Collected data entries
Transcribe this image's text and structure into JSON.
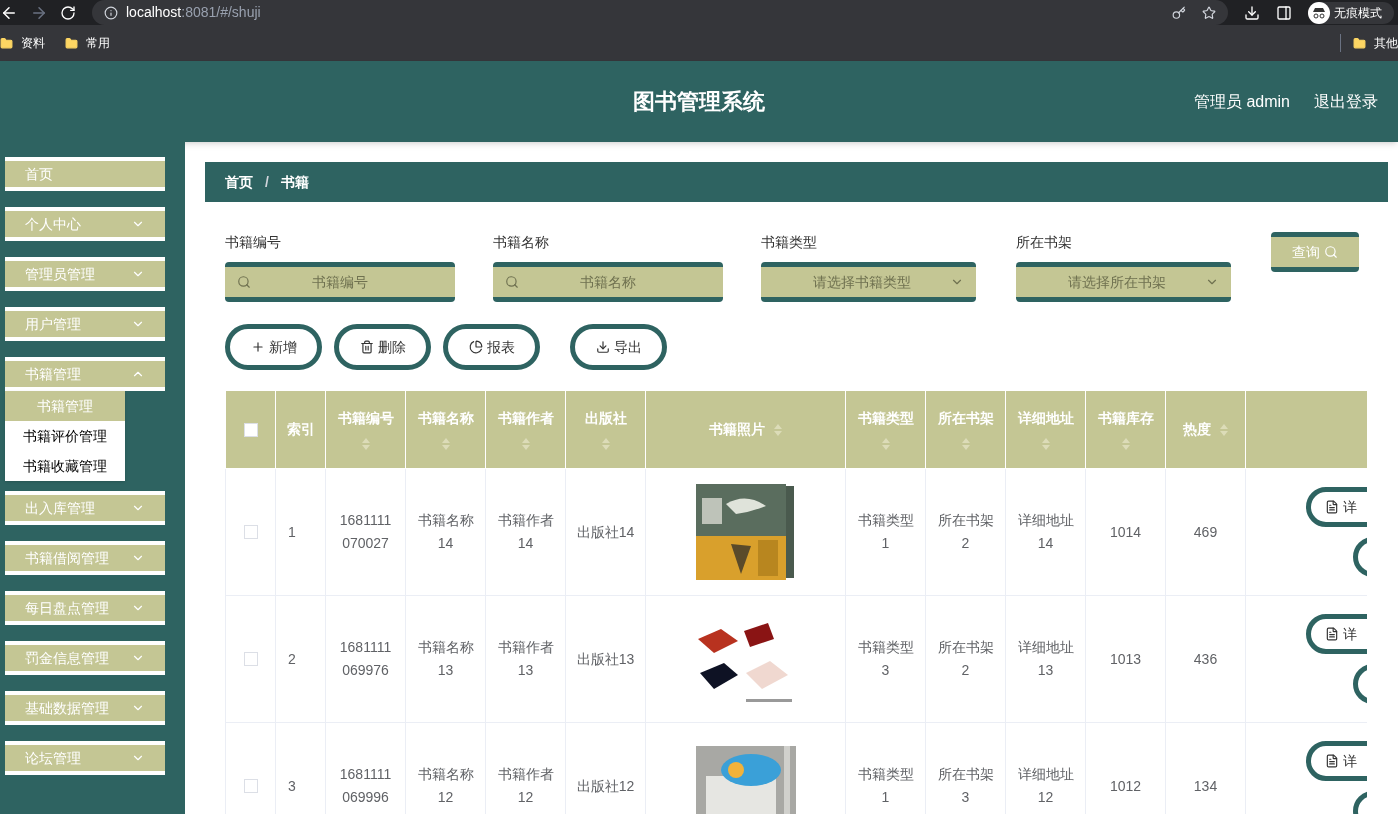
{
  "browser": {
    "url_host": "localhost",
    "url_path": ":8081/#/shuji",
    "incognito_label": "无痕模式",
    "bookmarks": [
      "资料",
      "常用"
    ],
    "other_bookmarks": "其他"
  },
  "header": {
    "title": "图书管理系统",
    "user": "管理员 admin",
    "logout": "退出登录"
  },
  "sidebar": {
    "items": [
      {
        "label": "首页",
        "expandable": false
      },
      {
        "label": "个人中心",
        "expandable": true,
        "expanded": false
      },
      {
        "label": "管理员管理",
        "expandable": true,
        "expanded": false
      },
      {
        "label": "用户管理",
        "expandable": true,
        "expanded": false
      },
      {
        "label": "书籍管理",
        "expandable": true,
        "expanded": true,
        "children": [
          {
            "label": "书籍管理",
            "selected": true
          },
          {
            "label": "书籍评价管理",
            "selected": false
          },
          {
            "label": "书籍收藏管理",
            "selected": false
          }
        ]
      },
      {
        "label": "出入库管理",
        "expandable": true,
        "expanded": false
      },
      {
        "label": "书籍借阅管理",
        "expandable": true,
        "expanded": false
      },
      {
        "label": "每日盘点管理",
        "expandable": true,
        "expanded": false
      },
      {
        "label": "罚金信息管理",
        "expandable": true,
        "expanded": false
      },
      {
        "label": "基础数据管理",
        "expandable": true,
        "expanded": false
      },
      {
        "label": "论坛管理",
        "expandable": true,
        "expanded": false
      }
    ]
  },
  "breadcrumb": {
    "items": [
      "首页",
      "书籍"
    ],
    "separator": "/"
  },
  "filters": [
    {
      "label": "书籍编号",
      "kind": "input",
      "placeholder": "书籍编号"
    },
    {
      "label": "书籍名称",
      "kind": "input",
      "placeholder": "书籍名称"
    },
    {
      "label": "书籍类型",
      "kind": "select",
      "placeholder": "请选择书籍类型"
    },
    {
      "label": "所在书架",
      "kind": "select",
      "placeholder": "请选择所在书架"
    }
  ],
  "search_button": "查询",
  "actions": [
    {
      "label": "新增",
      "kind": "plus"
    },
    {
      "label": "删除",
      "kind": "trash"
    },
    {
      "label": "报表",
      "kind": "pie"
    },
    {
      "label": "导出",
      "kind": "download"
    }
  ],
  "table": {
    "header_checkbox": {
      "checked": false
    },
    "columns": [
      {
        "label": "索引",
        "sortable": false
      },
      {
        "label": "书籍编号",
        "sortable": true
      },
      {
        "label": "书籍名称",
        "sortable": true
      },
      {
        "label": "书籍作者",
        "sortable": true
      },
      {
        "label": "出版社",
        "sortable": true
      },
      {
        "label": "书籍照片",
        "sortable": true
      },
      {
        "label": "书籍类型",
        "sortable": true
      },
      {
        "label": "所在书架",
        "sortable": true
      },
      {
        "label": "详细地址",
        "sortable": true
      },
      {
        "label": "书籍库存",
        "sortable": true
      },
      {
        "label": "热度",
        "sortable": true
      }
    ],
    "rows": [
      {
        "checked": false,
        "cells": [
          "1",
          "1681111 070027",
          "书籍名称 14",
          "书籍作者 14",
          "出版社14"
        ],
        "cells2": [
          "书籍类型 1",
          "所在书架 2",
          "详细地址 14",
          "1014",
          "469"
        ],
        "action": "详"
      },
      {
        "checked": false,
        "cells": [
          "2",
          "1681111 069976",
          "书籍名称 13",
          "书籍作者 13",
          "出版社13"
        ],
        "cells2": [
          "书籍类型 3",
          "所在书架 2",
          "详细地址 13",
          "1013",
          "436"
        ],
        "action": "详"
      },
      {
        "checked": false,
        "cells": [
          "3",
          "1681111 069996",
          "书籍名称 12",
          "书籍作者 12",
          "出版社12"
        ],
        "cells2": [
          "书籍类型 1",
          "所在书架 3",
          "详细地址 12",
          "1012",
          "134"
        ],
        "action": "详"
      }
    ]
  }
}
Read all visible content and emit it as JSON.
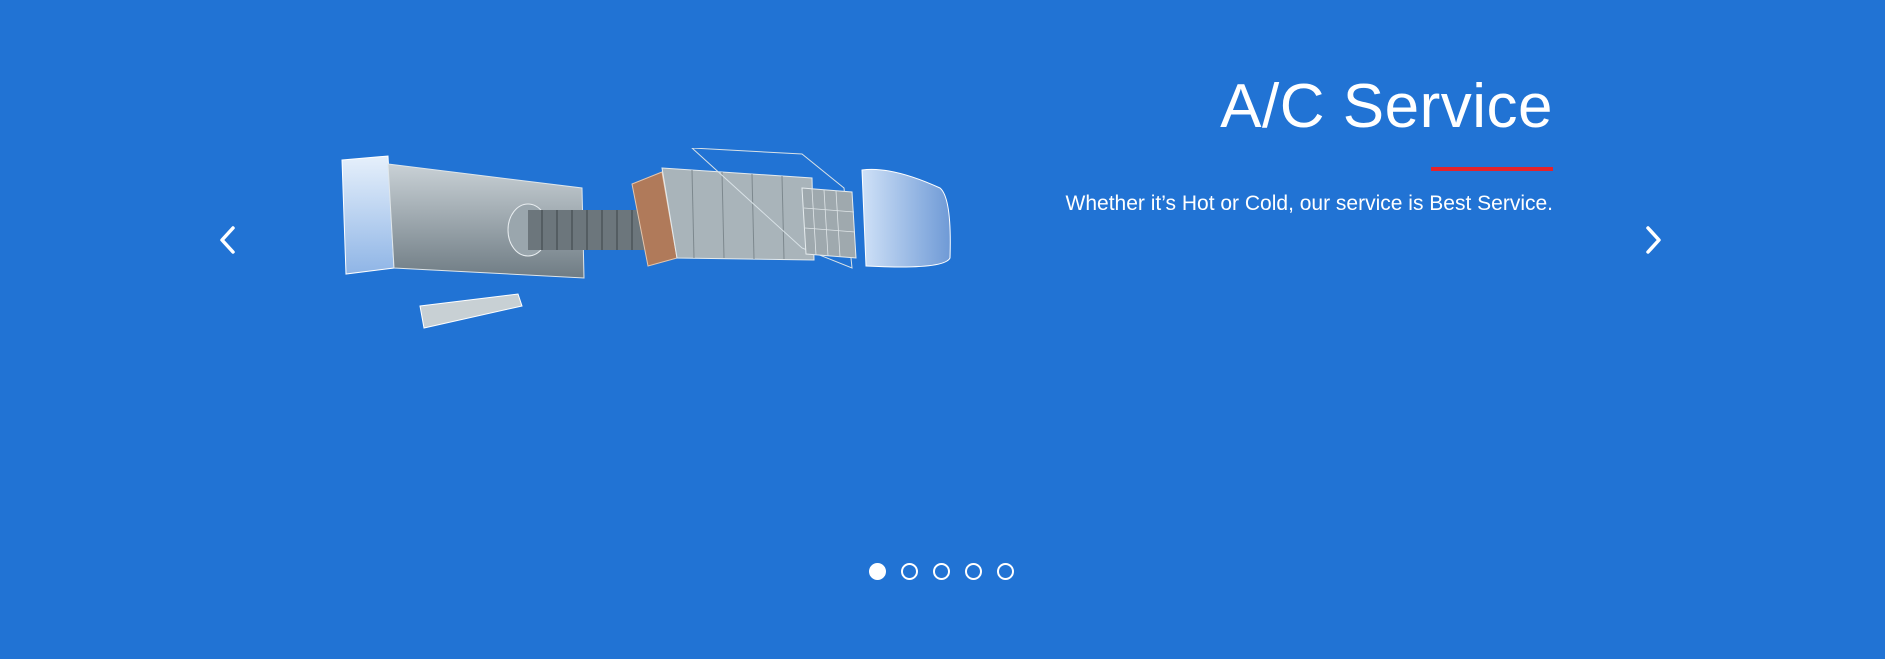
{
  "slider": {
    "title": "A/C Service",
    "subtitle": "Whether it’s Hot or Cold, our service is Best Service.",
    "prev_icon": "chevron-left-icon",
    "next_icon": "chevron-right-icon",
    "slide_count": 5,
    "active_index": 0,
    "image_subject": "exploded air conditioner unit",
    "colors": {
      "background": "#2173d4",
      "accent": "#e5222a",
      "text": "#ffffff"
    }
  }
}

### [What this task involves]
Copy out every line that includes the word "placeholder".

### [The completed task]
      "placeholder": "书籍编号"
      "placeholder": "书籍名称"
      "placeholder": "请选择书籍类型"
      "placeholder": "请选择所在书架"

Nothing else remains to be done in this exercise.